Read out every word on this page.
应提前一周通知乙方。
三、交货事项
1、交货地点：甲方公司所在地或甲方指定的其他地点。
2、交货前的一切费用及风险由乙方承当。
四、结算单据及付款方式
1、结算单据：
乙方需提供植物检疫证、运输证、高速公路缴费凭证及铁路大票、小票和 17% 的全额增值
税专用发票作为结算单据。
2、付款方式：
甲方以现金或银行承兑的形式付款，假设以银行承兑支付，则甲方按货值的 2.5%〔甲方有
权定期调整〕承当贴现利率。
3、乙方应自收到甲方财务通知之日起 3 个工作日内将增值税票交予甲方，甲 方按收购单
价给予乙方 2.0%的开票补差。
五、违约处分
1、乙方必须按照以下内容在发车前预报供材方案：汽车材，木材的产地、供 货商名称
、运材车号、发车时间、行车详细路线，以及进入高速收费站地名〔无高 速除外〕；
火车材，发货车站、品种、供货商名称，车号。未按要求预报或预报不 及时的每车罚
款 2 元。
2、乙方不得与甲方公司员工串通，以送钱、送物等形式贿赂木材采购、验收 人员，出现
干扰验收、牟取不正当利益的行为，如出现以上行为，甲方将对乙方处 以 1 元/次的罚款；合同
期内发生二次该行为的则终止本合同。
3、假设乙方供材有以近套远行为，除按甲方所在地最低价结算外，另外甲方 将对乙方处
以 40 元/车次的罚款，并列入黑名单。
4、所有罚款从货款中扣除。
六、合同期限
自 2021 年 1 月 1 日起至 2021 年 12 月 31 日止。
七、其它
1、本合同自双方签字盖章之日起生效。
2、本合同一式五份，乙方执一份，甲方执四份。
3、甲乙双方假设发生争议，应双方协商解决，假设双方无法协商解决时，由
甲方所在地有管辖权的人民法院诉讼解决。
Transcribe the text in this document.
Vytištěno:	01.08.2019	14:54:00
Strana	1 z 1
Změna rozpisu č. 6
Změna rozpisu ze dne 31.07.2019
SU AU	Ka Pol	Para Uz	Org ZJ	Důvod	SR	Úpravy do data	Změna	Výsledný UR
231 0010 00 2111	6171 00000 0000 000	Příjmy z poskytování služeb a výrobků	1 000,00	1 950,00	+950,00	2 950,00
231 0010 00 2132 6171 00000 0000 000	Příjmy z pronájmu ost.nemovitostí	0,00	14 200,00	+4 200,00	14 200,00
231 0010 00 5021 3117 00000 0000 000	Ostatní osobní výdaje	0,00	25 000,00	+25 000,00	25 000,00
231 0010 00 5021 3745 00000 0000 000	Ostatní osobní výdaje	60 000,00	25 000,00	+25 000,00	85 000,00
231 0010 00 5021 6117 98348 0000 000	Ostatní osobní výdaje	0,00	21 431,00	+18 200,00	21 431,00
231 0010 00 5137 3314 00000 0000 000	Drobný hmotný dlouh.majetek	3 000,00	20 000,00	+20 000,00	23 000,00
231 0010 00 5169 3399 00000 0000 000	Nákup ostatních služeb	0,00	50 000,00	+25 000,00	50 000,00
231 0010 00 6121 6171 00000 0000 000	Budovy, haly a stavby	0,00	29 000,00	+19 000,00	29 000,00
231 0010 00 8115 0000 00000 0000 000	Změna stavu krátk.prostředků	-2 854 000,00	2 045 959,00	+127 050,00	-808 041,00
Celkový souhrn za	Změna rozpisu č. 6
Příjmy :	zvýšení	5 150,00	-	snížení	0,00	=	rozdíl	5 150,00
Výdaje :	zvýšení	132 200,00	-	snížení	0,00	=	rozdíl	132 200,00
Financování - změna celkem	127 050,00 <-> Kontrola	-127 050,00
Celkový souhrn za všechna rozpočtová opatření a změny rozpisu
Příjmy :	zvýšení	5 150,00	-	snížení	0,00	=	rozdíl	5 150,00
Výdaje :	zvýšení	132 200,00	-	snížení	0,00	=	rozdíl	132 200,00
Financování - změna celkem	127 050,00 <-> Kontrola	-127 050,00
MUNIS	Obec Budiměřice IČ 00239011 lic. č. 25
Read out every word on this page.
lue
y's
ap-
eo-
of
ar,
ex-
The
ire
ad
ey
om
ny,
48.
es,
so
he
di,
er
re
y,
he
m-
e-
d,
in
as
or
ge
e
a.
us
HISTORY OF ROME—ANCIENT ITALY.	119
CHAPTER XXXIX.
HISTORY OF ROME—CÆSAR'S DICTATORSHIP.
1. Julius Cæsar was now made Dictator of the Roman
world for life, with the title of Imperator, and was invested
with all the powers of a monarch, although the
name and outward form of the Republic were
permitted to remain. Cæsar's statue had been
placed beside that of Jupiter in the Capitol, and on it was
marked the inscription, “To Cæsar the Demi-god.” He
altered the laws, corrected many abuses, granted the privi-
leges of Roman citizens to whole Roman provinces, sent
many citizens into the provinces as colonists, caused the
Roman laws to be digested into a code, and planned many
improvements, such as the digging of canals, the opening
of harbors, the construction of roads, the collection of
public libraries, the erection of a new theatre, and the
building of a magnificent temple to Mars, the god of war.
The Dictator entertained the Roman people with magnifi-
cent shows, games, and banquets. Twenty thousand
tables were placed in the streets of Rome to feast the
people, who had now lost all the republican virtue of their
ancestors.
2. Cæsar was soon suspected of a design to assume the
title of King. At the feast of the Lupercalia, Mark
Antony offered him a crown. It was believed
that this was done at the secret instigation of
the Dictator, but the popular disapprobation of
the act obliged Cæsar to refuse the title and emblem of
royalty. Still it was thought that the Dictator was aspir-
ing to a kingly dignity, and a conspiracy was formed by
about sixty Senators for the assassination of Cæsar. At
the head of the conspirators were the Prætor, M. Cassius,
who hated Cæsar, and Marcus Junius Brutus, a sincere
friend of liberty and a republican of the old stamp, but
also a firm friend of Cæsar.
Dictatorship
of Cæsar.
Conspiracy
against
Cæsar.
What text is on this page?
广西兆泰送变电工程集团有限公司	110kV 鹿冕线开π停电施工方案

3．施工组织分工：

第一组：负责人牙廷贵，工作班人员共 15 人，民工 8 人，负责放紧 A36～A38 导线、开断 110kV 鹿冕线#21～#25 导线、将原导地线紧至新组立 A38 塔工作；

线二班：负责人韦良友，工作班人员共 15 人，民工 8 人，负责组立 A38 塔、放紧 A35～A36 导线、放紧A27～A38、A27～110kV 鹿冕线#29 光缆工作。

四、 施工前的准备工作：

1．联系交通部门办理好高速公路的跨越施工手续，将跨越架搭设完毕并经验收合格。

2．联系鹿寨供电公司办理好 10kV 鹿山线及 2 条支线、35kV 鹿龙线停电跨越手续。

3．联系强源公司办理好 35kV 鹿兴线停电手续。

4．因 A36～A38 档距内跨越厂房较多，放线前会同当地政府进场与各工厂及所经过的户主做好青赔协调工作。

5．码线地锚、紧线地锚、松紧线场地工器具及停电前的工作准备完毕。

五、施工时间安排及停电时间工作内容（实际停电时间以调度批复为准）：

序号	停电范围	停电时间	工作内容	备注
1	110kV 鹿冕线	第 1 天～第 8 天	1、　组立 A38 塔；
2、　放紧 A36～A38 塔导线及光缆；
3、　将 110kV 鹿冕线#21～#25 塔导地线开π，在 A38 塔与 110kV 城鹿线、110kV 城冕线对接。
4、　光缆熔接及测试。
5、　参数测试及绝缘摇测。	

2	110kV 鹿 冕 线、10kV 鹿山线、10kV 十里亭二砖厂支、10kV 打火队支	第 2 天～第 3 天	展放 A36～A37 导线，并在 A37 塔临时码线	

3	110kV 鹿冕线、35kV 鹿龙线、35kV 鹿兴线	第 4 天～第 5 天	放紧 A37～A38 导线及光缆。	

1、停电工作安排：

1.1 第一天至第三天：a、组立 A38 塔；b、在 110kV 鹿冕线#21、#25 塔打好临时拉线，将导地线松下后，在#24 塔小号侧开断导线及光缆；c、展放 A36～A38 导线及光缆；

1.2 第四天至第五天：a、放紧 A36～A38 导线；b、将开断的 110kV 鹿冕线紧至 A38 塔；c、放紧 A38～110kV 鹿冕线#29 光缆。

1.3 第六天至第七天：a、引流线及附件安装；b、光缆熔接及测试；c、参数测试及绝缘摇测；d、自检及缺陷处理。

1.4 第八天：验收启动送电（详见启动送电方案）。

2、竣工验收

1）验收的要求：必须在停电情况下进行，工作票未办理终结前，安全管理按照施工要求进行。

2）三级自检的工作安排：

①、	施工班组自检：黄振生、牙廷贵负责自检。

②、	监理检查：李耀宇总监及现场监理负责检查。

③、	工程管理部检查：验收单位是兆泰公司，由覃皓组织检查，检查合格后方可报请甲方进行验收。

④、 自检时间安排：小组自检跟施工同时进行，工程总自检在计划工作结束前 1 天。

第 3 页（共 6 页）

Set problem>
Above are the records. Identify each line that contains the word "citizens".

Result for this task>
leges of Roman citizens to whole Roman provinces, sent
many citizens into the provinces as colonists, caused the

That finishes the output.